- **DATASET EXTRACT**
<<<<

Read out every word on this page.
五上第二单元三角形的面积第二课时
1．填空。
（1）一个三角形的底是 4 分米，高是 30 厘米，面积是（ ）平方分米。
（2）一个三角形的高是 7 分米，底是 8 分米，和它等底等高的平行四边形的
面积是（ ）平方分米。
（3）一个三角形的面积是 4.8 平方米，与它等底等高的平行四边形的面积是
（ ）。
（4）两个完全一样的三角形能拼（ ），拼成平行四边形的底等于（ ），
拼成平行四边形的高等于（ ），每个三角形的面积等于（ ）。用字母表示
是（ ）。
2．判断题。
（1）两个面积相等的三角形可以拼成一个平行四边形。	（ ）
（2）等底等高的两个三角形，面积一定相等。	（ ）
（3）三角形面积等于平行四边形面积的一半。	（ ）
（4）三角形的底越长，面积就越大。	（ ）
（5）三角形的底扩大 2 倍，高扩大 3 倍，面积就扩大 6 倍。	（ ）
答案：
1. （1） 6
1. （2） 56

>>>>

- **GIVEN EXERCISE**
Please output the entries above, every line exactly as it reads.

- **CORRECT RESPONSE**
Read out every word on this page.
五上第二单元三角形的面积第二课时
1．填空。
（1）一个三角形的底是 4 分米，高是 30 厘米，面积是（ ）平方分米。
（2）一个三角形的高是 7 分米，底是 8 分米，和它等底等高的平行四边形的
面积是（ ）平方分米。
（3）一个三角形的面积是 4.8 平方米，与它等底等高的平行四边形的面积是
（ ）。
（4）两个完全一样的三角形能拼（ ），拼成平行四边形的底等于（ ），
拼成平行四边形的高等于（ ），每个三角形的面积等于（ ）。用字母表示
是（ ）。
2．判断题。
（1）两个面积相等的三角形可以拼成一个平行四边形。	（ ）
（2）等底等高的两个三角形，面积一定相等。	（ ）
（3）三角形面积等于平行四边形面积的一半。	（ ）
（4）三角形的底越长，面积就越大。	（ ）
（5）三角形的底扩大 2 倍，高扩大 3 倍，面积就扩大 6 倍。	（ ）
答案：
1. （1） 6
1. （2） 56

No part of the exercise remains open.